What the task requires:
Using the listing below, select the lines with the word "gaps" and copy them.

─── Material supplied

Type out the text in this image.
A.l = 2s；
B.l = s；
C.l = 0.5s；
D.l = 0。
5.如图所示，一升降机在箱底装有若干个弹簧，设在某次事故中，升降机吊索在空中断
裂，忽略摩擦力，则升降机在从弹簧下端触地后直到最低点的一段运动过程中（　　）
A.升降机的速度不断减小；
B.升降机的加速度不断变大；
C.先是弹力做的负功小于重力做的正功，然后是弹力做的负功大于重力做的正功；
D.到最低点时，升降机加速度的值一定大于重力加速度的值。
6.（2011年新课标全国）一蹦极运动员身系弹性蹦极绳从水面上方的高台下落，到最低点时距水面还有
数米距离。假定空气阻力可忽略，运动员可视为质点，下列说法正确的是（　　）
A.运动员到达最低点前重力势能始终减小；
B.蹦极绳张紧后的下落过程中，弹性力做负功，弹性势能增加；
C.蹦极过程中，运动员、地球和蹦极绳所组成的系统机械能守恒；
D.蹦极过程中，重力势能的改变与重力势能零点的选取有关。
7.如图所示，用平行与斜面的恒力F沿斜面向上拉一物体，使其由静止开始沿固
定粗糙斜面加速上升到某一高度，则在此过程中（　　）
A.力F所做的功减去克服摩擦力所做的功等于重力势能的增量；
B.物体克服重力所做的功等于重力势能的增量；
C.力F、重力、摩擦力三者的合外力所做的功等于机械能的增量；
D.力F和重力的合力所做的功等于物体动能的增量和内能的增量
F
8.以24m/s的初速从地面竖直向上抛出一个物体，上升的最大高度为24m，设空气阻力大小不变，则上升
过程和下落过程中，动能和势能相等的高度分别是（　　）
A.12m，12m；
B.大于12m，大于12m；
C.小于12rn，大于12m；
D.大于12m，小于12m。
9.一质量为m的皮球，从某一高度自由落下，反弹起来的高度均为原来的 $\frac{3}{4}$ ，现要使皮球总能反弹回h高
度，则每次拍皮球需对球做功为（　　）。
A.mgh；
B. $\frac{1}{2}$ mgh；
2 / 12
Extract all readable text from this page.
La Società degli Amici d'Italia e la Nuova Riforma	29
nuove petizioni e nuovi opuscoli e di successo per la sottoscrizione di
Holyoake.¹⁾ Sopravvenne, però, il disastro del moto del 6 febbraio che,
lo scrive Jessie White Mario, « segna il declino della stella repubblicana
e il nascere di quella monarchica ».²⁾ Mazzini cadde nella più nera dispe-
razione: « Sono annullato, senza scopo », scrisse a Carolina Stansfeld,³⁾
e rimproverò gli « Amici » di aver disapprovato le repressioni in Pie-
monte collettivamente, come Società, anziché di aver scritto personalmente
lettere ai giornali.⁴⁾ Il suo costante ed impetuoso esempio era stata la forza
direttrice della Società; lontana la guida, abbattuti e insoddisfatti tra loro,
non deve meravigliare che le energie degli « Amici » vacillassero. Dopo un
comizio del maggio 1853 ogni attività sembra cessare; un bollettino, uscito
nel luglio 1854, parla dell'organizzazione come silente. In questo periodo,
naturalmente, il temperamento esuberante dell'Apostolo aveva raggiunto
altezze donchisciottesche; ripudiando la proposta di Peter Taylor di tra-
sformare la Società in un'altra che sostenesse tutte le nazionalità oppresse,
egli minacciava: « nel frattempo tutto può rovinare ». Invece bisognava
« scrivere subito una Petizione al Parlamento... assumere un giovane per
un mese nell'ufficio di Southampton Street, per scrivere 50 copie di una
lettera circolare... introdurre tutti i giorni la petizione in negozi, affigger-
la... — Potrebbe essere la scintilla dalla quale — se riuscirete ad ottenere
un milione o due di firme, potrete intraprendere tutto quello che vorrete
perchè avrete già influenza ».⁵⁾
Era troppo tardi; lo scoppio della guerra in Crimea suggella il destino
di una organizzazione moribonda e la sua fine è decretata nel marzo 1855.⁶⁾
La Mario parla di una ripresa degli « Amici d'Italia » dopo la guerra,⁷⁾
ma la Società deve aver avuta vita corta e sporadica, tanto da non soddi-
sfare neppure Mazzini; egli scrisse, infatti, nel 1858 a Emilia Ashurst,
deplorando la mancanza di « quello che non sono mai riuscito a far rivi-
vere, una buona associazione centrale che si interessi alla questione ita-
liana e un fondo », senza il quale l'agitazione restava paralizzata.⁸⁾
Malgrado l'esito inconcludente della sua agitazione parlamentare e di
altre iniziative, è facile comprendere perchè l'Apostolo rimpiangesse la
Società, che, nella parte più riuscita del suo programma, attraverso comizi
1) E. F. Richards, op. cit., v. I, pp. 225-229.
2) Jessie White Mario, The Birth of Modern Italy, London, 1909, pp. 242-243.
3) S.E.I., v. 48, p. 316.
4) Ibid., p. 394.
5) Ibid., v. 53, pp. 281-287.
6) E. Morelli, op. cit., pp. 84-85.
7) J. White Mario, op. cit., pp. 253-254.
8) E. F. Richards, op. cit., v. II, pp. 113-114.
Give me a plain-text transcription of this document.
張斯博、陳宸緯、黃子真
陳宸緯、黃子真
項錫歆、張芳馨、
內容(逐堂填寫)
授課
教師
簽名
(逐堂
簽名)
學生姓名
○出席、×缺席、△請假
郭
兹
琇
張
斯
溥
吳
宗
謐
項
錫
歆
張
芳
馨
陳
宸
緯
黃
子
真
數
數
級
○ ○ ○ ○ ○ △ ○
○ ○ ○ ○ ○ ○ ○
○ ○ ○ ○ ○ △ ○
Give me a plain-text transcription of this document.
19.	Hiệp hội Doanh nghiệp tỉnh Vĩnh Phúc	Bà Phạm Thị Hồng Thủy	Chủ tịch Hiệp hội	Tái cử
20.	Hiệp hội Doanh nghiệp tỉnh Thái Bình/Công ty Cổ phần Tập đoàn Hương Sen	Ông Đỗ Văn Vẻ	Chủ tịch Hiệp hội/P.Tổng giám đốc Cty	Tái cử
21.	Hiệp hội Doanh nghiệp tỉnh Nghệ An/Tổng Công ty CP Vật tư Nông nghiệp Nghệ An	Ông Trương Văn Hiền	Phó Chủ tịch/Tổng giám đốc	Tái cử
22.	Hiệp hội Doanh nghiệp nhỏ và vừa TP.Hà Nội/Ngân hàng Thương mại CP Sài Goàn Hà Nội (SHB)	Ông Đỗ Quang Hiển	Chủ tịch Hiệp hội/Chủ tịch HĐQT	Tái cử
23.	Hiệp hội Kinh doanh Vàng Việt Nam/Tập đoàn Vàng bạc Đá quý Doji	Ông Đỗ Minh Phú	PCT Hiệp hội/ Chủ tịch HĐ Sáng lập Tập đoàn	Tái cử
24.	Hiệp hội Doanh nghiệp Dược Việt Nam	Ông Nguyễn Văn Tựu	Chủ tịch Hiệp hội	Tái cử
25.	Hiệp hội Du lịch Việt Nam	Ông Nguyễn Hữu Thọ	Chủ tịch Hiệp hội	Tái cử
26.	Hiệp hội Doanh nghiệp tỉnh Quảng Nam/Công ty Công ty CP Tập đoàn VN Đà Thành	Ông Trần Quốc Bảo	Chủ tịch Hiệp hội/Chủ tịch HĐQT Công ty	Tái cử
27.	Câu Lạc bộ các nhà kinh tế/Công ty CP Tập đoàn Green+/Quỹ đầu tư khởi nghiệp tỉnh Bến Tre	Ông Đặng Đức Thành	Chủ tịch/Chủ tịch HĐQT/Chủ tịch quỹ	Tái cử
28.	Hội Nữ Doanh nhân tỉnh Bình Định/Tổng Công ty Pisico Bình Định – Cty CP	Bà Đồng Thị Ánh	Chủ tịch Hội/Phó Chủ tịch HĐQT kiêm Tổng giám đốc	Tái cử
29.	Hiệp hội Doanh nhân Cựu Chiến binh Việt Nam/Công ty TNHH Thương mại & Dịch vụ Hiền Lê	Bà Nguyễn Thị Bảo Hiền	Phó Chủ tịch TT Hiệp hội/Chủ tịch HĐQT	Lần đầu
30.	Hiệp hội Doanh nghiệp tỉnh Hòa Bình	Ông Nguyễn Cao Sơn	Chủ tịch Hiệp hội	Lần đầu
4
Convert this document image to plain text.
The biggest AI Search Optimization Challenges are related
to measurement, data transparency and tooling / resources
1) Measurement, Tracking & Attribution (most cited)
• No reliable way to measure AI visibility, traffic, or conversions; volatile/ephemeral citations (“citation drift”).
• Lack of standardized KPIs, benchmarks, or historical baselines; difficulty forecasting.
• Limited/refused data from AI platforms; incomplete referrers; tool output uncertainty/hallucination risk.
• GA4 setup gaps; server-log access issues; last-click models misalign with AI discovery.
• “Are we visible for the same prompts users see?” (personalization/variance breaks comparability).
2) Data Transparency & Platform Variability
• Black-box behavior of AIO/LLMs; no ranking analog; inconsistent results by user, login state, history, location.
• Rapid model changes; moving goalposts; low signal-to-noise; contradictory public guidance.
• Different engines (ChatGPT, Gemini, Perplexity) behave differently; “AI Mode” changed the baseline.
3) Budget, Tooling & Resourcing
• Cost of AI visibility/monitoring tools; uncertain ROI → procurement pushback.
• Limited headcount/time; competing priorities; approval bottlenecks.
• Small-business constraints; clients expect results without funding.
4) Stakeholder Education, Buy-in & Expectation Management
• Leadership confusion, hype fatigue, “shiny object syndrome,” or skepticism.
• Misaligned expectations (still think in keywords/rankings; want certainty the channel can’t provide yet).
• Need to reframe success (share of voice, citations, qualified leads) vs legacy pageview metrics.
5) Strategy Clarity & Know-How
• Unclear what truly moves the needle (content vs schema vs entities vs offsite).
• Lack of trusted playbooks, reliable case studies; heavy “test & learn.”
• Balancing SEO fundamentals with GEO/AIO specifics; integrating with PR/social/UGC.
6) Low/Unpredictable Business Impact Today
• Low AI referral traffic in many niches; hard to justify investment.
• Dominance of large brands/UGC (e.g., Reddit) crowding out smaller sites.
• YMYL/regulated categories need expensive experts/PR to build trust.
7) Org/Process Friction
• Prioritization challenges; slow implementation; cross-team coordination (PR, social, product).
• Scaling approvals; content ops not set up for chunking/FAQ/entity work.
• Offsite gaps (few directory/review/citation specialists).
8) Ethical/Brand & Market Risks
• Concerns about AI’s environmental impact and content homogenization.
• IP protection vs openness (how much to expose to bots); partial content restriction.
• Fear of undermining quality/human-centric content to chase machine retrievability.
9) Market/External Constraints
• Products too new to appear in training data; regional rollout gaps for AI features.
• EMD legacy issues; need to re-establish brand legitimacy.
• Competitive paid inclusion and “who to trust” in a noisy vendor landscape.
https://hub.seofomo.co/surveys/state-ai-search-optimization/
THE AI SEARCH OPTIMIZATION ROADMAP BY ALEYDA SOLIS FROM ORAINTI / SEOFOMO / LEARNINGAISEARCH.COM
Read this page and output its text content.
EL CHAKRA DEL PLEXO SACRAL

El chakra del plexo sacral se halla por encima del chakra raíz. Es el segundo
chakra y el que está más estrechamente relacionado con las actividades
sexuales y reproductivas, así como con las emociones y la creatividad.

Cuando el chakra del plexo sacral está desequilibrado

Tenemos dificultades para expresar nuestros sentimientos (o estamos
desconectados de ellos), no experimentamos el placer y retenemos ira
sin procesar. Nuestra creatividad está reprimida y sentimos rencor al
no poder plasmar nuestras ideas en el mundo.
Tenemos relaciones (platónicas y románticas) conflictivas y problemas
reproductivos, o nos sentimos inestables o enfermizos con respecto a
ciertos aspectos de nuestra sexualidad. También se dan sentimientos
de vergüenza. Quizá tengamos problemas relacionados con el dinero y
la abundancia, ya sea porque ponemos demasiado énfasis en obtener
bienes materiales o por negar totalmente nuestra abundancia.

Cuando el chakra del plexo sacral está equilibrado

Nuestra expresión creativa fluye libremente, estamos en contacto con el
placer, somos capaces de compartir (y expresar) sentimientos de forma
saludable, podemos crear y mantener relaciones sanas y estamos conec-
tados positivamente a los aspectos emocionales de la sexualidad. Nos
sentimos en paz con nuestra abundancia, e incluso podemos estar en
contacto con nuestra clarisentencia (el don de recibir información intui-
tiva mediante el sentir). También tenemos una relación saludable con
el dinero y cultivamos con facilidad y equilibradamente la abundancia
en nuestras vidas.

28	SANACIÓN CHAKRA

──────

Response:
• GA4 setup gaps; server-log access issues; last-click models misalign with AI discovery.
• Offsite gaps (few directory/review/citation specialists).
• Products too new to appear in training data; regional rollout gaps for AI features.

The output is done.